Directives:
**a.** In the passage about the Accra convention, why did the visiting officers call on government officials? Answer in one to three sentences.
**b.** Can you echo the passage about the Accra convention word for word from "But now the" to "in this regard."?
-- start Excerpted passage --
But now the month of December was here, and on Friday the 19th Brothers Knorr and Henschel landed at the Accra airport. These visiting officers of the Society were interested in the problems arising from the colonial government’s attitude toward our work. So, besides attending the convention, they spent time calling on government officials such as the comptroller of customs, members of the Legislative Council and the director of education, who reviewed the books prior to prohibition. However, no one would point out specifically what was in our publications that was objectionable.

During the visit of Brothers Knorr and Henschel a convention was held at a theater called the Palladium. The assembly was well organized and the two graduates of Gilead now stationed at Accra did much to help in this regard.

On Sunday morning Brother Henschel delivered the discourse on baptism. Following that the candidates were taken in hired buses to the beach. In the little privacy provided by the coastal coconut groves they changed clothes and were immersed in the rough Atlantic breakers. By actual count, 171 were thus baptized.

There were 950 brothers in attendance at the assembly and well over 800 of them engaged in the field service, advertising the public meeting and also going from house to house with the book Children, which was admitted into the Gold Coast. Information walkers were well organized and handbill distribution continued right up to the time of the public meeting. The throngs of people that daily traverse the streets of Accra knew that “Permanent Governor of All Nations” was the title of the public talk to be delivered by Brother Knorr.
-- end Excerpted passage --
-- start Entries shown --
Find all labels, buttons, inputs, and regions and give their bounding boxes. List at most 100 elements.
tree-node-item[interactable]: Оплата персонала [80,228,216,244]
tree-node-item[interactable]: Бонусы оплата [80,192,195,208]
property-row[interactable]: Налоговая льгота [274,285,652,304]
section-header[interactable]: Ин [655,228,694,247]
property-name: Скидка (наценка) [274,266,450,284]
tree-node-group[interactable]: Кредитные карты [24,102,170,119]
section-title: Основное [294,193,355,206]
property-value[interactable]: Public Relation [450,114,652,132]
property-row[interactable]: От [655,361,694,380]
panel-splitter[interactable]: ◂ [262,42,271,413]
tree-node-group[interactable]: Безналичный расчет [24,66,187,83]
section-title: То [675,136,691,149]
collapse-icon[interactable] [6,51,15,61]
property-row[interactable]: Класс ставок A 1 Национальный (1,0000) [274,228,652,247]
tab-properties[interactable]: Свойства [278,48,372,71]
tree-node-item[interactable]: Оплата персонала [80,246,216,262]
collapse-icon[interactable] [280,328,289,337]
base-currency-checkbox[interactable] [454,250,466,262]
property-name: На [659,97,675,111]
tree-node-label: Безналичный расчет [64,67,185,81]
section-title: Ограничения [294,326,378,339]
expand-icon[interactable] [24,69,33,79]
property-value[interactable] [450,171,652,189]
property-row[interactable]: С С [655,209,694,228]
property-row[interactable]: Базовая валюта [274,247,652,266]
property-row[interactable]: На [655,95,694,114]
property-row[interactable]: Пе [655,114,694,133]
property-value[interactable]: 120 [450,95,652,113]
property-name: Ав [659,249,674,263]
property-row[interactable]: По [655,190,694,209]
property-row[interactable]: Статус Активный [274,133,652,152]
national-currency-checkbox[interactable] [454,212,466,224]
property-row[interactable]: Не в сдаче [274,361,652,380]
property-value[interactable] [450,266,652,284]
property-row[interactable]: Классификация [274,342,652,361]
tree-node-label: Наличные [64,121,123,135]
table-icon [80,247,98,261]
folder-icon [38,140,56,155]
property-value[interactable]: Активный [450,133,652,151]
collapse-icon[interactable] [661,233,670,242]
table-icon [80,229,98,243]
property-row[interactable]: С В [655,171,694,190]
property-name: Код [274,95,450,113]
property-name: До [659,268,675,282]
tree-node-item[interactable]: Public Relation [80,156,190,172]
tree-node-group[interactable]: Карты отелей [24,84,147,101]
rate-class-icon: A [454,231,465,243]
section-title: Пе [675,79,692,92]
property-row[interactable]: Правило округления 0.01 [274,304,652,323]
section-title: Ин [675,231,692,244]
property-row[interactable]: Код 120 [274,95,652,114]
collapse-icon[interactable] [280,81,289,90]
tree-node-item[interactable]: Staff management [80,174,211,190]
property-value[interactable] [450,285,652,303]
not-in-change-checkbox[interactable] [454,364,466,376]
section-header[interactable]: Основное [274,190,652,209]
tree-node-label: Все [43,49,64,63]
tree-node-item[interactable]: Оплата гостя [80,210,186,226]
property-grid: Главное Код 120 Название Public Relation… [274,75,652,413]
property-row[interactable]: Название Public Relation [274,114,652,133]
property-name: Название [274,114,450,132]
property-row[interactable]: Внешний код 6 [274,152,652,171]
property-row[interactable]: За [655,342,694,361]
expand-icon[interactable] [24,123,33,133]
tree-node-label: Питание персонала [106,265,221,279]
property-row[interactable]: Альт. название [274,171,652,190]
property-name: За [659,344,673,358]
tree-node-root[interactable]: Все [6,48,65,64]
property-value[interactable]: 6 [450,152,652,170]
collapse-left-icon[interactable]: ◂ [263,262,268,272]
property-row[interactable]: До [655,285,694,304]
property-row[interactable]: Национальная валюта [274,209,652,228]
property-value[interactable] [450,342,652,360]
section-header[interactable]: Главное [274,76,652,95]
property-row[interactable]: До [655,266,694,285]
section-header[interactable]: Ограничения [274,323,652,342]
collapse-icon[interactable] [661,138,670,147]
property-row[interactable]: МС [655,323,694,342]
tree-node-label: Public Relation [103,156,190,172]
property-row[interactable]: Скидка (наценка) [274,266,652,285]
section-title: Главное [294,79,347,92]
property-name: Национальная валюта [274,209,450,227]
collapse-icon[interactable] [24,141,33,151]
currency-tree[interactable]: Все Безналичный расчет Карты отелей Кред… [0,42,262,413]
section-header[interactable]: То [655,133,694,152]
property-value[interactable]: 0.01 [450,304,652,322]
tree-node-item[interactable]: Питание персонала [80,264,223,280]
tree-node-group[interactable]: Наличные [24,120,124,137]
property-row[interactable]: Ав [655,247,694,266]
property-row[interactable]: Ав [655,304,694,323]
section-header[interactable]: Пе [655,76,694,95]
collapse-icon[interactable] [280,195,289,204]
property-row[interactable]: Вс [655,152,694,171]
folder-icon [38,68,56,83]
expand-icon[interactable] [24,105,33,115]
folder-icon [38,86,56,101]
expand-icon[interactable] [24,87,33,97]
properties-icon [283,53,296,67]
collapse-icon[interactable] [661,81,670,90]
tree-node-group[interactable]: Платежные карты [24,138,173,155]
-- end Entries shown --
Full answers:
**a.** They were interested in the problems arising from the colonial government's attitude toward the work. Besides attending the convention, they therefore called on officials such as the comptroller of customs, members of the Legislative Council and the director of education.

**b.**
But now the month of December was here, and on Friday the 19th Brothers Knorr and Henschel landed at the Accra airport. These visiting officers of the Society were interested in the problems arising from the colonial government’s attitude toward our work. So, besides attending the convention, they spent time calling on government officials such as the comptroller of customs, members of the Legislative Council and the director of education, who reviewed the books prior to prohibition. However, no one would point out specifically what was in our publications that was objectionable.

During the visit of Brothers Knorr and Henschel a convention was held at a theater called the Palladium. The assembly was well organized and the two graduates of Gilead now stationed at Accra did much to help in this regard.